Here are some records; copy every line that holds the word "JSON".

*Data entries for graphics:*
>> Start

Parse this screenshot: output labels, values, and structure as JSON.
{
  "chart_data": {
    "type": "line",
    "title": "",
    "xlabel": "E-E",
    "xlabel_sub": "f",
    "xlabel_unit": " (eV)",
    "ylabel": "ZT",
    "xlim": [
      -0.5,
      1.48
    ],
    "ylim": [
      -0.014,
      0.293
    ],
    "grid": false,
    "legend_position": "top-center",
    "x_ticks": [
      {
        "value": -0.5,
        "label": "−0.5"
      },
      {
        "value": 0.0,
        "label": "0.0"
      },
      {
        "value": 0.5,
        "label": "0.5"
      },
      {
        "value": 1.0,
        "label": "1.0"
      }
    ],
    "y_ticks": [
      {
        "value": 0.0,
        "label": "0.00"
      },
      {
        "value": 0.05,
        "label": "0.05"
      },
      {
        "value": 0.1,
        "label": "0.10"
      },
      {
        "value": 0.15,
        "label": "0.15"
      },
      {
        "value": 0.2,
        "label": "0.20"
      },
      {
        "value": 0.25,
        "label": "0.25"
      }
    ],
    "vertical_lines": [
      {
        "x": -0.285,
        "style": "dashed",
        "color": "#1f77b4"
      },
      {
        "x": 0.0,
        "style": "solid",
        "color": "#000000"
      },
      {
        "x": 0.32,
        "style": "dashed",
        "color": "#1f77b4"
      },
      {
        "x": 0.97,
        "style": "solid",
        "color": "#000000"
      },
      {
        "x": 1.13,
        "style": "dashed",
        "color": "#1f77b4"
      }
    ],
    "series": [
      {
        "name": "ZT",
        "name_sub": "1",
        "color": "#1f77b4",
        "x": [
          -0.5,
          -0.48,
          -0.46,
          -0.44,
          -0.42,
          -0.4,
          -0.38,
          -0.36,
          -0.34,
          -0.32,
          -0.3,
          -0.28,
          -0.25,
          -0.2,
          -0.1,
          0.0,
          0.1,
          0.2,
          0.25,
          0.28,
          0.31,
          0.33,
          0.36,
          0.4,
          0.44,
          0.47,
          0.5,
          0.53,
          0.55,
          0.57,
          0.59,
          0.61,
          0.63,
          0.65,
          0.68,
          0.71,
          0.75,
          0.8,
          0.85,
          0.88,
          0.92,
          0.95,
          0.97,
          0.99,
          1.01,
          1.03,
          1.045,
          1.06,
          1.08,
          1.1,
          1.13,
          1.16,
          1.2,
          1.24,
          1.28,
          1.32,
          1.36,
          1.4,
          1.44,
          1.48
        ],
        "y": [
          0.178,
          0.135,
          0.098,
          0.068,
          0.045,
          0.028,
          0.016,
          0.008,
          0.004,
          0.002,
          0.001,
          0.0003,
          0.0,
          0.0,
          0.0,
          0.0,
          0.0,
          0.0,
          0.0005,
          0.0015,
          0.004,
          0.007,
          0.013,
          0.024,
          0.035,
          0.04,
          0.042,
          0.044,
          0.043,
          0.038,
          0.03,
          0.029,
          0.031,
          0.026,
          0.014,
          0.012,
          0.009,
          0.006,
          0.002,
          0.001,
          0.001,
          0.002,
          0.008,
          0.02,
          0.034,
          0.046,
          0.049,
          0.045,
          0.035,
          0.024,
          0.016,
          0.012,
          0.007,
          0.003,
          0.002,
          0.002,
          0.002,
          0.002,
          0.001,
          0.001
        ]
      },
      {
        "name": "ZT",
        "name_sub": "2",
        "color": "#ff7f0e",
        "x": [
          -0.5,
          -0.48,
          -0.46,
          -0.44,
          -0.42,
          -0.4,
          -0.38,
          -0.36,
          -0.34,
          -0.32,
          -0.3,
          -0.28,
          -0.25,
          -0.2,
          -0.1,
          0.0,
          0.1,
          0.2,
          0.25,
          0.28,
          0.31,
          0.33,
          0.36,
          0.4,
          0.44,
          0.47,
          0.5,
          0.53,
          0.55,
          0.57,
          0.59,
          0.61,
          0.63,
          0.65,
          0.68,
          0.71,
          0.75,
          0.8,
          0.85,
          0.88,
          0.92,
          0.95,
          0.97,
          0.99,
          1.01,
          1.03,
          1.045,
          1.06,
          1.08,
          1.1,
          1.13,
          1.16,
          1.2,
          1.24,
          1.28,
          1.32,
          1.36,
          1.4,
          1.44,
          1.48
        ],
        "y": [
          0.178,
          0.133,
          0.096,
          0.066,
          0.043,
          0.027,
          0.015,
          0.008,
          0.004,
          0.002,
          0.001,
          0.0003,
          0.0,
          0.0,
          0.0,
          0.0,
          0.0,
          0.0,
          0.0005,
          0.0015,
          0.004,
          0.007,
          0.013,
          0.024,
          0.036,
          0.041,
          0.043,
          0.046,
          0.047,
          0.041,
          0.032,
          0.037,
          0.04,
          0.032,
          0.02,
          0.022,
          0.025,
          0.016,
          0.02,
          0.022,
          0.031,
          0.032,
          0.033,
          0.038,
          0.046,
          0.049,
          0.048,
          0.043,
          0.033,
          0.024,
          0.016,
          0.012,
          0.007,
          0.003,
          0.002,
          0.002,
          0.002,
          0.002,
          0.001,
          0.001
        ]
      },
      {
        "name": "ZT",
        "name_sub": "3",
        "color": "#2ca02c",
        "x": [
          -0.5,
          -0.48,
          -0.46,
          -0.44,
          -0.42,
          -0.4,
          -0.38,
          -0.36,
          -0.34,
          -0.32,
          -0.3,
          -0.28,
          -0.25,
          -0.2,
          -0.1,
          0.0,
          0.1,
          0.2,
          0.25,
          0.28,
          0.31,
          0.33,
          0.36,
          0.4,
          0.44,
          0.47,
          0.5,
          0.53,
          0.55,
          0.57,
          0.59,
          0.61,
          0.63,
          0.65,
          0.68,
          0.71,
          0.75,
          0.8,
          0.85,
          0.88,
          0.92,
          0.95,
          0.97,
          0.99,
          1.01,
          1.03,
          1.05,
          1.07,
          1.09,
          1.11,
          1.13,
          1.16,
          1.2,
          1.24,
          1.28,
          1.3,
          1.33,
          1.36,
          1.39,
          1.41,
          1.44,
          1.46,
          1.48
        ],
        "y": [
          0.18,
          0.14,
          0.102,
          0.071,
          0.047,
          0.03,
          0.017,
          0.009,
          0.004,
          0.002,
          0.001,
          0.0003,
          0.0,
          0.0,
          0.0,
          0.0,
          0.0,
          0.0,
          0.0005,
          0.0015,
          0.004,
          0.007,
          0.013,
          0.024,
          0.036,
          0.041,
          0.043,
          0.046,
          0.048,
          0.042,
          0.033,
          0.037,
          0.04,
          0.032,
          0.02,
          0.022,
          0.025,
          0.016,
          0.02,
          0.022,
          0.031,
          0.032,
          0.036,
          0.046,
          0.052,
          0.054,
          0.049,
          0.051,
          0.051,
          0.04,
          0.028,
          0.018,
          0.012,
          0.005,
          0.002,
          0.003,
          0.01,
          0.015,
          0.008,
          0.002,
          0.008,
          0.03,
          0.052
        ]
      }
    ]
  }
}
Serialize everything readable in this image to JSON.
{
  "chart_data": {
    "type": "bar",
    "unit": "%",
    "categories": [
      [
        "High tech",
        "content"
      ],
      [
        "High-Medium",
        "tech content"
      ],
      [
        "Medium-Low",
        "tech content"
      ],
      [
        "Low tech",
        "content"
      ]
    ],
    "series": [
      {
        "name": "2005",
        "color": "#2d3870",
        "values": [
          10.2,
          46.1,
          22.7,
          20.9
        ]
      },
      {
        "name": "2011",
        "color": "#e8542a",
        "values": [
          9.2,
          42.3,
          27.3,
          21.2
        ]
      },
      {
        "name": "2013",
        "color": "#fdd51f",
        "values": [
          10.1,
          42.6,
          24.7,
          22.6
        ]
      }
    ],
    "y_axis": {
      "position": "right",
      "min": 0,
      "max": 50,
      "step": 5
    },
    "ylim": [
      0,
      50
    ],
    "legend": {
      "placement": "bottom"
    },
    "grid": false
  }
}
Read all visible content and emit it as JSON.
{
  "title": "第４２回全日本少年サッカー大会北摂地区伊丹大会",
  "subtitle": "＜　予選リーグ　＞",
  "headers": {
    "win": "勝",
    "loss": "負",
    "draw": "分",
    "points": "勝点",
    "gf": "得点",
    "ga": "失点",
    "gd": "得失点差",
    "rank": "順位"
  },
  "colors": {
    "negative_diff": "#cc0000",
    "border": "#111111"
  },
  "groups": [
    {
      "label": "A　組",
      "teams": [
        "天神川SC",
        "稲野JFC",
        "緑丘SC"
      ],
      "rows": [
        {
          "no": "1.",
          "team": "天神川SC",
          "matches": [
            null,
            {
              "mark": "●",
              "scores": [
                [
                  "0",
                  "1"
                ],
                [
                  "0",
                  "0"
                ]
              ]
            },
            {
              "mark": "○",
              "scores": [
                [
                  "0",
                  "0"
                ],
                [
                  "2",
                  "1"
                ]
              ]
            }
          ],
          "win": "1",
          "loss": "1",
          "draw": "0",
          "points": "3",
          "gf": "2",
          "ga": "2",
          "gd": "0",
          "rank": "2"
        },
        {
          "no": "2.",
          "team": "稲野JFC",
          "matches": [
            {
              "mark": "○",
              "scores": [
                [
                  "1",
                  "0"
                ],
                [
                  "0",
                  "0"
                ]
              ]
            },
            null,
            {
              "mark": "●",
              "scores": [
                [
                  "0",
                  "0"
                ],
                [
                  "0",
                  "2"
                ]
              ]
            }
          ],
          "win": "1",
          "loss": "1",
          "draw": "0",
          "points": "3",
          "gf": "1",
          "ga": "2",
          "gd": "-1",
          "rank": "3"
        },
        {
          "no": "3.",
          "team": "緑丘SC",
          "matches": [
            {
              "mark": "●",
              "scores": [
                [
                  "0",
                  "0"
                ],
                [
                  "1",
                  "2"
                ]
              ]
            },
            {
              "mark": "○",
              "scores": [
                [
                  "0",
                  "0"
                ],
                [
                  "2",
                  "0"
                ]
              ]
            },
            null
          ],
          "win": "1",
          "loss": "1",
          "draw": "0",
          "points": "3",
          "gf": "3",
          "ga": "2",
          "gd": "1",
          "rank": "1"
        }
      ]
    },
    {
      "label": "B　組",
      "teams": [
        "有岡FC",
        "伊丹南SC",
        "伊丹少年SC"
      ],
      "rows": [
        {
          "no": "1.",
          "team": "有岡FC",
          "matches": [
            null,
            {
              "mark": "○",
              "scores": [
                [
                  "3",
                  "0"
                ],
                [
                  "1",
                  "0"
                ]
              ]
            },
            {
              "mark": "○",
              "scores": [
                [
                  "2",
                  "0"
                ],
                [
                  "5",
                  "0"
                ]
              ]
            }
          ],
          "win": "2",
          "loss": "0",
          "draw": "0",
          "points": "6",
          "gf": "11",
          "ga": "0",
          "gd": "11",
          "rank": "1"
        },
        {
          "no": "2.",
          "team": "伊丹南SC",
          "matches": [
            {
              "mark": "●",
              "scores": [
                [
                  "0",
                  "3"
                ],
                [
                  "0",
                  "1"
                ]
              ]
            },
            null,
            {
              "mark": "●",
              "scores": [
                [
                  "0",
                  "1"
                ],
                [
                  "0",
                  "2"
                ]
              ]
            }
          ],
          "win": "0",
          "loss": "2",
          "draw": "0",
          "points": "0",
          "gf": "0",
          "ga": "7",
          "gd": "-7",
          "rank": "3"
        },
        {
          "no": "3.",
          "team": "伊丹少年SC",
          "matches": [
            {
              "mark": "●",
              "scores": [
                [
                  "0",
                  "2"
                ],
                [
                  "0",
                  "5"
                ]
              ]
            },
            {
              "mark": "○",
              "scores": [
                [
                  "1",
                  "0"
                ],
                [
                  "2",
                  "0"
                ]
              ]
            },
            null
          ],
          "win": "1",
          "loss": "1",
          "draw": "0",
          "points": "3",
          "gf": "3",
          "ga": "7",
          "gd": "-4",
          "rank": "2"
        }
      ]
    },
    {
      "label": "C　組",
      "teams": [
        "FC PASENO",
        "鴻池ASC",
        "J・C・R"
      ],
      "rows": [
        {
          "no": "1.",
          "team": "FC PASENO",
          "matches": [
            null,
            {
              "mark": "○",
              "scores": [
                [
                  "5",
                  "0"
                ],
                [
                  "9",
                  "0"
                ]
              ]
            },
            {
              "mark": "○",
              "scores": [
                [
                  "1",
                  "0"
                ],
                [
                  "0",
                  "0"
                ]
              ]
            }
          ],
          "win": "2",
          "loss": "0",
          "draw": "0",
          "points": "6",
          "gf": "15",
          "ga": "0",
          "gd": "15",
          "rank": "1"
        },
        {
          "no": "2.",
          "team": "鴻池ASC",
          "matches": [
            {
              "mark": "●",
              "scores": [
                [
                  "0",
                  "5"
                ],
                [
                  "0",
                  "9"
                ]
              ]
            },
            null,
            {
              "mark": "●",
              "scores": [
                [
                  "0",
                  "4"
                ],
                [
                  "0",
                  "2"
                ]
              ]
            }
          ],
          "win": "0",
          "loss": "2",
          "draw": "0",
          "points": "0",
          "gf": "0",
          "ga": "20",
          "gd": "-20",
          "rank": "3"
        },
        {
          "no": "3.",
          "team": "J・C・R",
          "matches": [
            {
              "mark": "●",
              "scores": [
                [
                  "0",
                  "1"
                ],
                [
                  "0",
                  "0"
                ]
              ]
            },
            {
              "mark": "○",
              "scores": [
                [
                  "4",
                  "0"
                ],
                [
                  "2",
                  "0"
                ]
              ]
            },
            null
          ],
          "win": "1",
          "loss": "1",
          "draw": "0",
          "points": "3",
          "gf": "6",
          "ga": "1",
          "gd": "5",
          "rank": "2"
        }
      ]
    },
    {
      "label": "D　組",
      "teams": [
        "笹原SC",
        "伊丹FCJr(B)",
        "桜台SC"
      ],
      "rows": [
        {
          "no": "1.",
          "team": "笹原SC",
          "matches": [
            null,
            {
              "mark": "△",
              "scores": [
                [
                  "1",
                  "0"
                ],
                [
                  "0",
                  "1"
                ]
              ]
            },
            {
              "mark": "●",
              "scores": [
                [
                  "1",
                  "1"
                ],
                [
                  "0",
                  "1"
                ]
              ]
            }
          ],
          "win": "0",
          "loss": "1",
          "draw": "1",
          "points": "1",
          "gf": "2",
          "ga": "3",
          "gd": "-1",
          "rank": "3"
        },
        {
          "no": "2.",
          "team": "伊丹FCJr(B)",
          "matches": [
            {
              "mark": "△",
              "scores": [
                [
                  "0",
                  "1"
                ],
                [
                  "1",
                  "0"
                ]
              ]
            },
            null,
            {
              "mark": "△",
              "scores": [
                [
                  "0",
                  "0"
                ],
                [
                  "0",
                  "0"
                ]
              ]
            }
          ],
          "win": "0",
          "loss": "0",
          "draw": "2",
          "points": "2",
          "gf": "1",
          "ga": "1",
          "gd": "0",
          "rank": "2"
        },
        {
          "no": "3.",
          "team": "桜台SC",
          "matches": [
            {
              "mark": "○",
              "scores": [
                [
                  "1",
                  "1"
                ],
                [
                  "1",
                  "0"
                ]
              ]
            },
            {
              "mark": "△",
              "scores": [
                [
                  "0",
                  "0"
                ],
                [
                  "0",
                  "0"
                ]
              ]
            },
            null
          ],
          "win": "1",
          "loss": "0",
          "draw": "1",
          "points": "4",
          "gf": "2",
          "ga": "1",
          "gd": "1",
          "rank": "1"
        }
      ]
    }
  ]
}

>> End

*In response:*
Parse this screenshot: output labels, values, and structure as JSON.
Serialize everything readable in this image to JSON.
Read all visible content and emit it as JSON.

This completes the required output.